* [WHAT IS ASKED] Output the full material exactly as it appears here.

[Data entries]
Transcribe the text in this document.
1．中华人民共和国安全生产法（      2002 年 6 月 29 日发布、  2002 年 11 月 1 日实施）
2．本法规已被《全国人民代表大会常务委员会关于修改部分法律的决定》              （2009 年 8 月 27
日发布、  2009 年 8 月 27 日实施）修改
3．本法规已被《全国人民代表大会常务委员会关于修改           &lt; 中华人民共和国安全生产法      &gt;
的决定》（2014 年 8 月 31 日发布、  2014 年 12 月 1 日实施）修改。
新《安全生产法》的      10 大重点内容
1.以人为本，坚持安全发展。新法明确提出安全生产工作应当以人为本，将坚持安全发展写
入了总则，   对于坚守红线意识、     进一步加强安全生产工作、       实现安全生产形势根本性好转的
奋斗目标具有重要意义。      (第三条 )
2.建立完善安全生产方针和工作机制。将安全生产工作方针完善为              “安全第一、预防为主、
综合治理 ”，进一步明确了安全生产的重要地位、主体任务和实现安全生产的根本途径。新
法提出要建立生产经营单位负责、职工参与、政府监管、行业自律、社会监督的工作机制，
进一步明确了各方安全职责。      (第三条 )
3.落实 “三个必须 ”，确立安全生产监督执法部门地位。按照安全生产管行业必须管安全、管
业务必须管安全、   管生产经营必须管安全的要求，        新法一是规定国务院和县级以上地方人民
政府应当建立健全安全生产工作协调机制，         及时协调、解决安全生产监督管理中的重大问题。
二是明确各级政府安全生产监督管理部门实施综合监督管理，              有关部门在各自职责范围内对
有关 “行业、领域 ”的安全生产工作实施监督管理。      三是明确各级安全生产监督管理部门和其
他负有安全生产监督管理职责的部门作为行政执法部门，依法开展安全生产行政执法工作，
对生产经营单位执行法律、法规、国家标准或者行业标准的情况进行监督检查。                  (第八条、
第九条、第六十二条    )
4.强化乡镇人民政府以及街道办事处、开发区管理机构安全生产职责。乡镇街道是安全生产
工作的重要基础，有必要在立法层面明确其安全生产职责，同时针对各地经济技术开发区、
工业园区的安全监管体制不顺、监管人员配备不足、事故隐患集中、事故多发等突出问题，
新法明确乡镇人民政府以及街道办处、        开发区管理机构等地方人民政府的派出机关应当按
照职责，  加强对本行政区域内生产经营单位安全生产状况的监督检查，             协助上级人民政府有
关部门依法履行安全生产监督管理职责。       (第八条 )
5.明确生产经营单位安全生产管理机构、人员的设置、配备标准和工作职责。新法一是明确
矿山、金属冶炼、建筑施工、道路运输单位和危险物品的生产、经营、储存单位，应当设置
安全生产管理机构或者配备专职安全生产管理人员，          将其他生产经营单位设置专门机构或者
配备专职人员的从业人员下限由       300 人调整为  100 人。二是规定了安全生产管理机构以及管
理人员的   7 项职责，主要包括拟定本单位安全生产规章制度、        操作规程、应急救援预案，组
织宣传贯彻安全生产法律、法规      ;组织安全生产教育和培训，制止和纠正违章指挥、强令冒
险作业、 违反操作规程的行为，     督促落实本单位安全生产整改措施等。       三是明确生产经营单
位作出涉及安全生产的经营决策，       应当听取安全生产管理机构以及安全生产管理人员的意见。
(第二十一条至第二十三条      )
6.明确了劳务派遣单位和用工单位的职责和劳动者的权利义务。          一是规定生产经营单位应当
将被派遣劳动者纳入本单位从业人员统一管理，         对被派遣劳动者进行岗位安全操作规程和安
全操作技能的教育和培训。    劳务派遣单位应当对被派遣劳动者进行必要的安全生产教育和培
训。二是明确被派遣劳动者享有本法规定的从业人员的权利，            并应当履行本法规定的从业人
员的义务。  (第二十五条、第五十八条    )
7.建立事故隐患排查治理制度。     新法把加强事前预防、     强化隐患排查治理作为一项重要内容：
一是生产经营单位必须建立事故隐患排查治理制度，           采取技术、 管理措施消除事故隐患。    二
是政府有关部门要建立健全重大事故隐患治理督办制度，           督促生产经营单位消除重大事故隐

* [SOLUTION FOR THIS TASK]
Transcribe the text in this document.
1．中华人民共和国安全生产法（      2002 年 6 月 29 日发布、  2002 年 11 月 1 日实施）
2．本法规已被《全国人民代表大会常务委员会关于修改部分法律的决定》              （2009 年 8 月 27
日发布、  2009 年 8 月 27 日实施）修改
3．本法规已被《全国人民代表大会常务委员会关于修改           &lt; 中华人民共和国安全生产法      &gt;
的决定》（2014 年 8 月 31 日发布、  2014 年 12 月 1 日实施）修改。
新《安全生产法》的      10 大重点内容
1.以人为本，坚持安全发展。新法明确提出安全生产工作应当以人为本，将坚持安全发展写
入了总则，   对于坚守红线意识、     进一步加强安全生产工作、       实现安全生产形势根本性好转的
奋斗目标具有重要意义。      (第三条 )
2.建立完善安全生产方针和工作机制。将安全生产工作方针完善为              “安全第一、预防为主、
综合治理 ”，进一步明确了安全生产的重要地位、主体任务和实现安全生产的根本途径。新
法提出要建立生产经营单位负责、职工参与、政府监管、行业自律、社会监督的工作机制，
进一步明确了各方安全职责。      (第三条 )
3.落实 “三个必须 ”，确立安全生产监督执法部门地位。按照安全生产管行业必须管安全、管
业务必须管安全、   管生产经营必须管安全的要求，        新法一是规定国务院和县级以上地方人民
政府应当建立健全安全生产工作协调机制，         及时协调、解决安全生产监督管理中的重大问题。
二是明确各级政府安全生产监督管理部门实施综合监督管理，              有关部门在各自职责范围内对
有关 “行业、领域 ”的安全生产工作实施监督管理。      三是明确各级安全生产监督管理部门和其
他负有安全生产监督管理职责的部门作为行政执法部门，依法开展安全生产行政执法工作，
对生产经营单位执行法律、法规、国家标准或者行业标准的情况进行监督检查。                  (第八条、
第九条、第六十二条    )
4.强化乡镇人民政府以及街道办事处、开发区管理机构安全生产职责。乡镇街道是安全生产
工作的重要基础，有必要在立法层面明确其安全生产职责，同时针对各地经济技术开发区、
工业园区的安全监管体制不顺、监管人员配备不足、事故隐患集中、事故多发等突出问题，
新法明确乡镇人民政府以及街道办处、        开发区管理机构等地方人民政府的派出机关应当按
照职责，  加强对本行政区域内生产经营单位安全生产状况的监督检查，             协助上级人民政府有
关部门依法履行安全生产监督管理职责。       (第八条 )
5.明确生产经营单位安全生产管理机构、人员的设置、配备标准和工作职责。新法一是明确
矿山、金属冶炼、建筑施工、道路运输单位和危险物品的生产、经营、储存单位，应当设置
安全生产管理机构或者配备专职安全生产管理人员，          将其他生产经营单位设置专门机构或者
配备专职人员的从业人员下限由       300 人调整为  100 人。二是规定了安全生产管理机构以及管
理人员的   7 项职责，主要包括拟定本单位安全生产规章制度、        操作规程、应急救援预案，组
织宣传贯彻安全生产法律、法规      ;组织安全生产教育和培训，制止和纠正违章指挥、强令冒
险作业、 违反操作规程的行为，     督促落实本单位安全生产整改措施等。       三是明确生产经营单
位作出涉及安全生产的经营决策，       应当听取安全生产管理机构以及安全生产管理人员的意见。
(第二十一条至第二十三条      )
6.明确了劳务派遣单位和用工单位的职责和劳动者的权利义务。          一是规定生产经营单位应当
将被派遣劳动者纳入本单位从业人员统一管理，         对被派遣劳动者进行岗位安全操作规程和安
全操作技能的教育和培训。    劳务派遣单位应当对被派遣劳动者进行必要的安全生产教育和培
训。二是明确被派遣劳动者享有本法规定的从业人员的权利，            并应当履行本法规定的从业人
员的义务。  (第二十五条、第五十八条    )
7.建立事故隐患排查治理制度。     新法把加强事前预防、     强化隐患排查治理作为一项重要内容：
一是生产经营单位必须建立事故隐患排查治理制度，           采取技术、 管理措施消除事故隐患。    二
是政府有关部门要建立健全重大事故隐患治理督办制度，           督促生产经营单位消除重大事故隐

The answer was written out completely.